Problem to work on: Please show every line of the records below that holds the word "Shielding", copying each line in full.

Entries provided:
# # # #
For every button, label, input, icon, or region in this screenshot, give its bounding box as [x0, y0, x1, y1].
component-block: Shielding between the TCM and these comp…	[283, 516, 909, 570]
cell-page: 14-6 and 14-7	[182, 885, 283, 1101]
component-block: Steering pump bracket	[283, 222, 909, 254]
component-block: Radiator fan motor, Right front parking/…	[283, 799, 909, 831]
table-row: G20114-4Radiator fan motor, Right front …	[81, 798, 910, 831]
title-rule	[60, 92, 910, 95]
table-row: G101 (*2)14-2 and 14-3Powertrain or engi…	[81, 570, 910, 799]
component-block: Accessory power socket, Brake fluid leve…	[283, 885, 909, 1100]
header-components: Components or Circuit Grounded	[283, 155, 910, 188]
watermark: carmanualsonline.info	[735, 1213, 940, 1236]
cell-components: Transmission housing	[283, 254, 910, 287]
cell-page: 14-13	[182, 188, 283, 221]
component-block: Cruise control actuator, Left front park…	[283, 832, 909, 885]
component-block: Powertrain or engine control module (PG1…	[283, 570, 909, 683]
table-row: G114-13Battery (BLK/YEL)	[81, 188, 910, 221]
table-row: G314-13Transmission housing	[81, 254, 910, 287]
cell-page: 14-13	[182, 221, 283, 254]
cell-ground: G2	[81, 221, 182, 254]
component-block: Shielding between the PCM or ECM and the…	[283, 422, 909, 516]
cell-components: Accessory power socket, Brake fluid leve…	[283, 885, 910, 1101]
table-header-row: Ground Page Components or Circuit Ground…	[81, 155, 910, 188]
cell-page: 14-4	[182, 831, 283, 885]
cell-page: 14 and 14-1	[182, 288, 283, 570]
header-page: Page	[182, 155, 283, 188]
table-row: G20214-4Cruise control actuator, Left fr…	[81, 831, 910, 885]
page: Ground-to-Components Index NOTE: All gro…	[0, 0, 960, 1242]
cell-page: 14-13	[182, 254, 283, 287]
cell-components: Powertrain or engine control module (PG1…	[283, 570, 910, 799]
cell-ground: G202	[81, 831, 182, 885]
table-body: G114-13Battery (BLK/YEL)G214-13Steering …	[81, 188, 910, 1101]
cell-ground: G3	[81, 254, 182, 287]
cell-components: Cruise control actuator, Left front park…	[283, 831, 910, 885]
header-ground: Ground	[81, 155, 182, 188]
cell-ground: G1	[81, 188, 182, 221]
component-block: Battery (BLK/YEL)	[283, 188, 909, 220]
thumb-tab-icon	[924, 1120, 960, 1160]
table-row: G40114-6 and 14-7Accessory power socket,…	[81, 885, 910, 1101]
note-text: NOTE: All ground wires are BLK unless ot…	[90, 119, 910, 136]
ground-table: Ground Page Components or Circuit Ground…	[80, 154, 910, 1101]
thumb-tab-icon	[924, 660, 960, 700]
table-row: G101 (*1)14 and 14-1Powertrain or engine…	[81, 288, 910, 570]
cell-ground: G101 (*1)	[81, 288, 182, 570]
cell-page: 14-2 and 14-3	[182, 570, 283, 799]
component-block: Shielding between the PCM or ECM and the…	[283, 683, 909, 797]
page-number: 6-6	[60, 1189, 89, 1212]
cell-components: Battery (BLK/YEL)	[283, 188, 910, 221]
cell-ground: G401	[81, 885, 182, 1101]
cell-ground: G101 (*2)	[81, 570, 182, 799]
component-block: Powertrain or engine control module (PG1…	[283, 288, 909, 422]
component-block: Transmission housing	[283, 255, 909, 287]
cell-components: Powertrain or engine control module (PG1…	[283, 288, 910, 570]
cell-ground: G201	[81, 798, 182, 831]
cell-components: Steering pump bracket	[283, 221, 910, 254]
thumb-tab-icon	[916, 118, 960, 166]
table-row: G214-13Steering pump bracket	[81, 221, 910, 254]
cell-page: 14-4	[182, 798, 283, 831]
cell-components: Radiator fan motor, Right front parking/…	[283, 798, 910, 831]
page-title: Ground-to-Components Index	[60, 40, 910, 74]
# # # #
Answer to the problem:
component-block: Shielding between the TCM and these comp…	[283, 516, 909, 570]
component-block: Shielding between the PCM or ECM and the…	[283, 422, 909, 516]
component-block: Shielding between the PCM or ECM and the…	[283, 683, 909, 797]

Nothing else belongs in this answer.